RECORD SET »

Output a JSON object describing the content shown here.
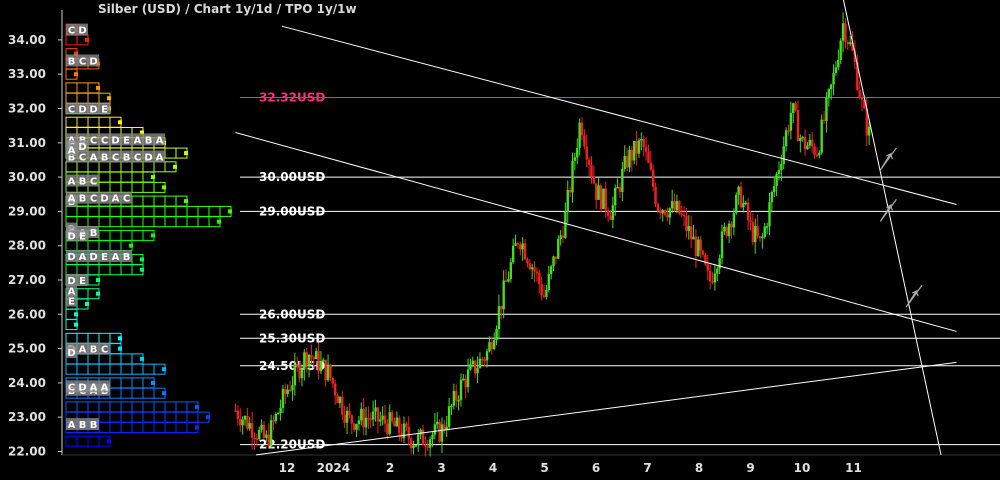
{
  "title": "Silber (USD) /  Chart 1y/1d / TPO 1y/1w",
  "colors": {
    "background": "#000000",
    "axis": "#cccccc",
    "text": "#e0e0e0",
    "resistance": "#ff2d7a",
    "level": "#ffffff",
    "candle_up": "#44dd22",
    "candle_down": "#ee2222",
    "trendline": "#ffffff"
  },
  "chart_data": {
    "type": "candlestick",
    "ylim": [
      21.9,
      35.2
    ],
    "y_ticks": [
      "22.00",
      "23.00",
      "24.00",
      "25.00",
      "26.00",
      "27.00",
      "28.00",
      "29.00",
      "30.00",
      "31.00",
      "32.00",
      "33.00",
      "34.00"
    ],
    "x_ticks": [
      "12",
      "2024",
      "2",
      "3",
      "4",
      "5",
      "6",
      "7",
      "8",
      "9",
      "10",
      "11"
    ],
    "grid": false,
    "levels": [
      {
        "label": "32.32USD",
        "value": 32.32,
        "color": "#ff2d7a"
      },
      {
        "label": "30.00USD",
        "value": 30.0,
        "color": "#ffffff"
      },
      {
        "label": "29.00USD",
        "value": 29.0,
        "color": "#ffffff"
      },
      {
        "label": "26.00USD",
        "value": 26.0,
        "color": "#ffffff"
      },
      {
        "label": "25.30USD",
        "value": 25.3,
        "color": "#ffffff"
      },
      {
        "label": "24.50USD",
        "value": 24.5,
        "color": "#ffffff"
      },
      {
        "label": "22.20USD",
        "value": 22.2,
        "color": "#ffffff"
      }
    ],
    "price_path": [
      {
        "month": 11.0,
        "price": 23.2
      },
      {
        "month": 11.6,
        "price": 22.3
      },
      {
        "month": 12.0,
        "price": 23.8
      },
      {
        "month": 12.4,
        "price": 24.9
      },
      {
        "month": 12.8,
        "price": 24.3
      },
      {
        "month": 13.2,
        "price": 22.9
      },
      {
        "month": 13.6,
        "price": 23.0
      },
      {
        "month": 14.0,
        "price": 22.8
      },
      {
        "month": 14.5,
        "price": 22.3
      },
      {
        "month": 15.0,
        "price": 22.6
      },
      {
        "month": 15.4,
        "price": 24.0
      },
      {
        "month": 15.9,
        "price": 24.9
      },
      {
        "month": 16.2,
        "price": 26.6
      },
      {
        "month": 16.5,
        "price": 28.3
      },
      {
        "month": 16.8,
        "price": 27.3
      },
      {
        "month": 17.0,
        "price": 26.5
      },
      {
        "month": 17.4,
        "price": 28.8
      },
      {
        "month": 17.7,
        "price": 31.7
      },
      {
        "month": 18.0,
        "price": 29.6
      },
      {
        "month": 18.3,
        "price": 29.0
      },
      {
        "month": 18.6,
        "price": 30.5
      },
      {
        "month": 18.9,
        "price": 31.0
      },
      {
        "month": 19.2,
        "price": 29.2
      },
      {
        "month": 19.6,
        "price": 29.0
      },
      {
        "month": 20.0,
        "price": 27.8
      },
      {
        "month": 20.2,
        "price": 26.9
      },
      {
        "month": 20.5,
        "price": 28.4
      },
      {
        "month": 20.8,
        "price": 29.5
      },
      {
        "month": 21.0,
        "price": 28.5
      },
      {
        "month": 21.2,
        "price": 28.0
      },
      {
        "month": 21.5,
        "price": 30.0
      },
      {
        "month": 21.8,
        "price": 32.0
      },
      {
        "month": 22.0,
        "price": 31.0
      },
      {
        "month": 22.3,
        "price": 30.8
      },
      {
        "month": 22.6,
        "price": 32.8
      },
      {
        "month": 22.8,
        "price": 34.5
      },
      {
        "month": 23.0,
        "price": 33.5
      },
      {
        "month": 23.2,
        "price": 31.8
      },
      {
        "month": 23.35,
        "price": 31.0
      }
    ],
    "tpo_profile": [
      {
        "price": 34.3,
        "letters": "C"
      },
      {
        "price": 34.0,
        "letters": "CD"
      },
      {
        "price": 33.6,
        "letters": "C"
      },
      {
        "price": 33.3,
        "letters": "BCD"
      },
      {
        "price": 33.0,
        "letters": "B"
      },
      {
        "price": 32.6,
        "letters": "CDE"
      },
      {
        "price": 32.3,
        "letters": "BCDE"
      },
      {
        "price": 32.0,
        "letters": "CDDE"
      },
      {
        "price": 31.6,
        "letters": "BCDEA"
      },
      {
        "price": 31.3,
        "letters": "ABCDEAB"
      },
      {
        "price": 31.0,
        "letters": "ABCCDEABA"
      },
      {
        "price": 30.7,
        "letters": "BCDAABCBCDA"
      },
      {
        "price": 30.3,
        "letters": "ABCDAABCDA"
      },
      {
        "price": 30.0,
        "letters": "ABCDABCD"
      },
      {
        "price": 29.7,
        "letters": "ABCBCDACA"
      },
      {
        "price": 29.3,
        "letters": "ABCABCDACAB"
      },
      {
        "price": 29.0,
        "letters": "ABCDABCDACABCAB"
      },
      {
        "price": 28.7,
        "letters": "ABCDABCDACABCA"
      },
      {
        "price": 28.3,
        "letters": "BCABDEAB"
      },
      {
        "price": 28.0,
        "letters": "BCABDE"
      },
      {
        "price": 27.6,
        "letters": "ADADEAB"
      },
      {
        "price": 27.3,
        "letters": "ADADEAB"
      },
      {
        "price": 27.0,
        "letters": "ADE"
      },
      {
        "price": 26.6,
        "letters": "ADE"
      },
      {
        "price": 26.3,
        "letters": "AE"
      },
      {
        "price": 26.0,
        "letters": "A"
      },
      {
        "price": 25.7,
        "letters": "A"
      },
      {
        "price": 25.3,
        "letters": "DABCD"
      },
      {
        "price": 25.0,
        "letters": "DABCD"
      },
      {
        "price": 24.7,
        "letters": "DABCDAA"
      },
      {
        "price": 24.4,
        "letters": "BCABCDAAB"
      },
      {
        "price": 24.0,
        "letters": "BCABCDAA"
      },
      {
        "price": 23.7,
        "letters": "BCABCDAAB"
      },
      {
        "price": 23.3,
        "letters": "ABABCDAABCDE"
      },
      {
        "price": 23.0,
        "letters": "ABBCDAABCDEAB"
      },
      {
        "price": 22.7,
        "letters": "ABBCDAABCDEA"
      },
      {
        "price": 22.3,
        "letters": "ABBC"
      }
    ],
    "tpo_visible_labels": [
      {
        "price": 34.3,
        "text": "C"
      },
      {
        "price": 34.3,
        "text": "D"
      },
      {
        "price": 33.4,
        "text": "B"
      },
      {
        "price": 33.4,
        "text": "C"
      },
      {
        "price": 33.4,
        "text": "D"
      },
      {
        "price": 32.0,
        "text": "C"
      },
      {
        "price": 32.0,
        "text": "D"
      },
      {
        "price": 32.0,
        "text": "D"
      },
      {
        "price": 32.0,
        "text": "E"
      },
      {
        "price": 31.1,
        "text": "A"
      },
      {
        "price": 31.1,
        "text": "B"
      },
      {
        "price": 31.1,
        "text": "C"
      },
      {
        "price": 31.1,
        "text": "C"
      },
      {
        "price": 31.1,
        "text": "D"
      },
      {
        "price": 31.1,
        "text": "E"
      },
      {
        "price": 31.1,
        "text": "A"
      },
      {
        "price": 31.1,
        "text": "B"
      },
      {
        "price": 31.1,
        "text": "A"
      },
      {
        "price": 30.6,
        "text": "B"
      },
      {
        "price": 30.9,
        "text": "C"
      },
      {
        "price": 30.9,
        "text": "D"
      },
      {
        "price": 30.8,
        "text": "A"
      },
      {
        "price": 30.6,
        "text": "C"
      },
      {
        "price": 30.6,
        "text": "A"
      },
      {
        "price": 30.6,
        "text": "B"
      },
      {
        "price": 30.6,
        "text": "C"
      },
      {
        "price": 30.6,
        "text": "B"
      },
      {
        "price": 30.6,
        "text": "C"
      },
      {
        "price": 30.6,
        "text": "D"
      },
      {
        "price": 30.6,
        "text": "A"
      },
      {
        "price": 29.9,
        "text": "A"
      },
      {
        "price": 29.9,
        "text": "B"
      },
      {
        "price": 29.9,
        "text": "C"
      },
      {
        "price": 29.3,
        "text": "B"
      },
      {
        "price": 29.4,
        "text": "A"
      },
      {
        "price": 29.4,
        "text": "B"
      },
      {
        "price": 29.4,
        "text": "C"
      },
      {
        "price": 29.4,
        "text": "D"
      },
      {
        "price": 29.4,
        "text": "A"
      },
      {
        "price": 29.4,
        "text": "C"
      },
      {
        "price": 28.5,
        "text": "B"
      },
      {
        "price": 28.4,
        "text": "C"
      },
      {
        "price": 28.4,
        "text": "A"
      },
      {
        "price": 28.4,
        "text": "B"
      },
      {
        "price": 28.3,
        "text": "D"
      },
      {
        "price": 28.3,
        "text": "E"
      },
      {
        "price": 27.7,
        "text": "D"
      },
      {
        "price": 27.7,
        "text": "A"
      },
      {
        "price": 27.7,
        "text": "D"
      },
      {
        "price": 27.7,
        "text": "E"
      },
      {
        "price": 27.7,
        "text": "A"
      },
      {
        "price": 27.7,
        "text": "B"
      },
      {
        "price": 27.0,
        "text": "D"
      },
      {
        "price": 27.0,
        "text": "E"
      },
      {
        "price": 26.7,
        "text": "A"
      },
      {
        "price": 26.4,
        "text": "E"
      },
      {
        "price": 25.0,
        "text": "D"
      },
      {
        "price": 25.0,
        "text": "A"
      },
      {
        "price": 25.0,
        "text": "B"
      },
      {
        "price": 25.0,
        "text": "C"
      },
      {
        "price": 24.9,
        "text": "D"
      },
      {
        "price": 23.8,
        "text": "B"
      },
      {
        "price": 23.8,
        "text": "C"
      },
      {
        "price": 23.8,
        "text": "A"
      },
      {
        "price": 23.8,
        "text": "B"
      },
      {
        "price": 23.9,
        "text": "C"
      },
      {
        "price": 23.9,
        "text": "D"
      },
      {
        "price": 23.9,
        "text": "A"
      },
      {
        "price": 23.9,
        "text": "A"
      },
      {
        "price": 22.8,
        "text": "A"
      },
      {
        "price": 22.8,
        "text": "B"
      },
      {
        "price": 22.8,
        "text": "B"
      }
    ],
    "trendlines": [
      {
        "from": {
          "month": 11.9,
          "price": 34.4
        },
        "to": {
          "month": 25.0,
          "price": 29.2
        }
      },
      {
        "from": {
          "month": 11.0,
          "price": 31.3
        },
        "to": {
          "month": 25.0,
          "price": 25.5
        }
      },
      {
        "from": {
          "month": 11.4,
          "price": 21.9
        },
        "to": {
          "month": 25.0,
          "price": 24.6
        }
      },
      {
        "from": {
          "month": 22.8,
          "price": 35.2
        },
        "to": {
          "month": 24.7,
          "price": 21.9
        }
      }
    ],
    "arrows": [
      {
        "month": 23.6,
        "price": 30.5
      },
      {
        "month": 23.6,
        "price": 29.0
      },
      {
        "month": 24.1,
        "price": 26.5
      }
    ]
  }
}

DESCRIPTION OF THE TASK » In the listing above, count each line that holds the string "value". Give the number only.

COMPLETED TASK » 7